── INPUT MATERIAL

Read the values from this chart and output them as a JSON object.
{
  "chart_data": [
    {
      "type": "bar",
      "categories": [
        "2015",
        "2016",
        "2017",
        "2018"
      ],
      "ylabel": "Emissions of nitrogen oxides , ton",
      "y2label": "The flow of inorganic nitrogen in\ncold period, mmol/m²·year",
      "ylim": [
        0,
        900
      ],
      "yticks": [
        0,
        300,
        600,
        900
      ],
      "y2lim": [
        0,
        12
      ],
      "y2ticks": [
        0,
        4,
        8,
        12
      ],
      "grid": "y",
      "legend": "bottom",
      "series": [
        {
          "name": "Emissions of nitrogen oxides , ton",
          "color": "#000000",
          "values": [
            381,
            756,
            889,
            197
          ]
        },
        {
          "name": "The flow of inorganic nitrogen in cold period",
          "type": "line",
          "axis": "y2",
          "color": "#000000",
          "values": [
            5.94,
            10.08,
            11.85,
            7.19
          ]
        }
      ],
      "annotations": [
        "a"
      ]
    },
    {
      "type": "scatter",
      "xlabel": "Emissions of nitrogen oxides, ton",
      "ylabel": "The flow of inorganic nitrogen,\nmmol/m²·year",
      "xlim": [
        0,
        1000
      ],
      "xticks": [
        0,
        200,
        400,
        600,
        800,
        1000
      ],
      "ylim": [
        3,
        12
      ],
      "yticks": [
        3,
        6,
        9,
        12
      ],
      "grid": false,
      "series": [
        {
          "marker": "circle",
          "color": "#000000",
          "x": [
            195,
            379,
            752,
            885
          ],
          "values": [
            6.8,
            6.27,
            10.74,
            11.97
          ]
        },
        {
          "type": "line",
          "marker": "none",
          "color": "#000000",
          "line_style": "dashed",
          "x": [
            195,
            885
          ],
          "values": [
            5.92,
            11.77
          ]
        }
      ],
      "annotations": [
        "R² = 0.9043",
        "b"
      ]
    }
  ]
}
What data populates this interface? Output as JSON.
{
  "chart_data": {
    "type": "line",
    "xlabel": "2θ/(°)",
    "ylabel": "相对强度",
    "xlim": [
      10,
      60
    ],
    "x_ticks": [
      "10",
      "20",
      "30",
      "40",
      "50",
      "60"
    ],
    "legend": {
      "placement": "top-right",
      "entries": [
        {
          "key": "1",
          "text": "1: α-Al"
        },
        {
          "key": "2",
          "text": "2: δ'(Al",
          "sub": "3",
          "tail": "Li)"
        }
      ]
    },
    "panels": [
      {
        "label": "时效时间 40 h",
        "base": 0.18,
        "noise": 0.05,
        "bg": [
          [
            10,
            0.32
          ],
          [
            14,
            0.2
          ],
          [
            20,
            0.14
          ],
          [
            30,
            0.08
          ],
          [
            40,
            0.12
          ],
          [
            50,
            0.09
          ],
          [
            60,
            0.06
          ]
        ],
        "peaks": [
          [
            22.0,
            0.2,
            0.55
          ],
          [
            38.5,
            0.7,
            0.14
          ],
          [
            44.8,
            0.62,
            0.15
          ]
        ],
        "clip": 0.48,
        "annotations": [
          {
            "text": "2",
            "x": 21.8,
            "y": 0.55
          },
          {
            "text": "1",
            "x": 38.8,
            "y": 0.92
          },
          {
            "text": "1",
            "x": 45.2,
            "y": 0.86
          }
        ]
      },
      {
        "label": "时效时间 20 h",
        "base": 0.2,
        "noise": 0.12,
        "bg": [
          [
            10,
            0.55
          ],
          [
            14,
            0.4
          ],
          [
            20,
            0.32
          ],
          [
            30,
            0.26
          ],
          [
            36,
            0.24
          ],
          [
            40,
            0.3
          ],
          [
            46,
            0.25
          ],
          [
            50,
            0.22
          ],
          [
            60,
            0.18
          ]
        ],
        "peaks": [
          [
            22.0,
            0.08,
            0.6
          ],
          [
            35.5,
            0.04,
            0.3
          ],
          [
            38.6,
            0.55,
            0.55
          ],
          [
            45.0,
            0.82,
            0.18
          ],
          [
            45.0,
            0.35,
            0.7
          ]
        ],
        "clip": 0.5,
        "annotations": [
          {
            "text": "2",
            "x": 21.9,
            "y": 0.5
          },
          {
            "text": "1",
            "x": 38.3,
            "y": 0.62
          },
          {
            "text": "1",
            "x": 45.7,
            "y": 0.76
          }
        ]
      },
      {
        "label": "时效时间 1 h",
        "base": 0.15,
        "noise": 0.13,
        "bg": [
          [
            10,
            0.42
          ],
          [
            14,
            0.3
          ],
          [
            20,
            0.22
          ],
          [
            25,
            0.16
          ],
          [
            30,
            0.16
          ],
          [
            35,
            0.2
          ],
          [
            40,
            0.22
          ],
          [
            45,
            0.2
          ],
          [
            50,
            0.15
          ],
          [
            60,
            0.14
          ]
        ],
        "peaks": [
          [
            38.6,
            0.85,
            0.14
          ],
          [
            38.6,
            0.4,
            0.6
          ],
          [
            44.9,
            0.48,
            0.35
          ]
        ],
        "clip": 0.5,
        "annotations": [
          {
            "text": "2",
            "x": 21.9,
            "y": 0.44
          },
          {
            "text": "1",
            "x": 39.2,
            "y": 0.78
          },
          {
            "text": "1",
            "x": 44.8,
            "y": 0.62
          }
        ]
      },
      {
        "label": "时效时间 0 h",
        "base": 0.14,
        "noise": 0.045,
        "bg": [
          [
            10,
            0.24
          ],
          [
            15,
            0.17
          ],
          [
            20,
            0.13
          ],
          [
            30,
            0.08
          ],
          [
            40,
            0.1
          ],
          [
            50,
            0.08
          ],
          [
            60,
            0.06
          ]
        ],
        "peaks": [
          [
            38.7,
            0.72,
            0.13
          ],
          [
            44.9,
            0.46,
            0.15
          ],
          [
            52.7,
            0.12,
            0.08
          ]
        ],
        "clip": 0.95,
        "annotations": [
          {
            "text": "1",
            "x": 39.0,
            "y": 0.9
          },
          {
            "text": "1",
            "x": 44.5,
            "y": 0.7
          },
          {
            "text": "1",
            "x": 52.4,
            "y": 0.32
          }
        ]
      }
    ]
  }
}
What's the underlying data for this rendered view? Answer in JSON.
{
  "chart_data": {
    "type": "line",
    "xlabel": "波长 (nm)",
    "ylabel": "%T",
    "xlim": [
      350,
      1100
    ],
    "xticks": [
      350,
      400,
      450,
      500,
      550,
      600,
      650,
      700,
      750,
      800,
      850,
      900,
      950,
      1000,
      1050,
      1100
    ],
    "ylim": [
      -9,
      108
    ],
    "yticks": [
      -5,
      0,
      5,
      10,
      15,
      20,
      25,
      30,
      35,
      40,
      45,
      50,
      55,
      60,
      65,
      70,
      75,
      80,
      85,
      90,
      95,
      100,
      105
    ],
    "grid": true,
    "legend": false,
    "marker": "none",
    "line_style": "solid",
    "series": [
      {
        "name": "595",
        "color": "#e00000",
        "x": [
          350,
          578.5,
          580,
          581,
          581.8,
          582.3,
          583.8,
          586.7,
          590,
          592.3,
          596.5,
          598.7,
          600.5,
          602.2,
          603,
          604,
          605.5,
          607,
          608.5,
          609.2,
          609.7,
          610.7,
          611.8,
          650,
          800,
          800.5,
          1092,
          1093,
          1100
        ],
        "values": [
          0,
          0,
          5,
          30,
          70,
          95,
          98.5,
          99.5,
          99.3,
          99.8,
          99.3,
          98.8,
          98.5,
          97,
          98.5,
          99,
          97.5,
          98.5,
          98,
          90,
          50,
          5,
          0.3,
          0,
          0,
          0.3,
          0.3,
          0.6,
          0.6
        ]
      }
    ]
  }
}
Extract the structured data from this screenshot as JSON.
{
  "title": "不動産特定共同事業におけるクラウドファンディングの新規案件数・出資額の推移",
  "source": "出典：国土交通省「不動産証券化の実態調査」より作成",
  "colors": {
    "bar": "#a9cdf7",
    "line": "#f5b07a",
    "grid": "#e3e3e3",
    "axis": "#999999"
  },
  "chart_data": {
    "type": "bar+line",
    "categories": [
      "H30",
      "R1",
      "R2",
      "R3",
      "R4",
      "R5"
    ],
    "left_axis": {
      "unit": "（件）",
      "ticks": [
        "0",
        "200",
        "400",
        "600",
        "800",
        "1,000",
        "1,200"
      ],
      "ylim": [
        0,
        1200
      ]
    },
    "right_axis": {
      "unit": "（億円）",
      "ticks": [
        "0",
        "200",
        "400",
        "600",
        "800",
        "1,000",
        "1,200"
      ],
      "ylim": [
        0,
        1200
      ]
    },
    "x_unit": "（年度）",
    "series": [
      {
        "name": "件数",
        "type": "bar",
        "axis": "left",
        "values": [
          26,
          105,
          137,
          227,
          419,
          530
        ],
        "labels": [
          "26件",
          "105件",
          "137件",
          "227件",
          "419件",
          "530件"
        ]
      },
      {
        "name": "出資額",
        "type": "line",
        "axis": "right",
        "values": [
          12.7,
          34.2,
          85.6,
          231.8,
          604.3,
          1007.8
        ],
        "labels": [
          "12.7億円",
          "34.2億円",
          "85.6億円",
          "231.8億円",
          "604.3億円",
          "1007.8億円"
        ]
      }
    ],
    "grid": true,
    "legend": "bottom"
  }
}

────

=== TASK PROMPT ===
Copy each line of the entries that includes the word "legend".

=== WORKED SOLUTION ===
      "legend": "bottom",
    "legend": {
    "legend": false,
    "legend": "bottom"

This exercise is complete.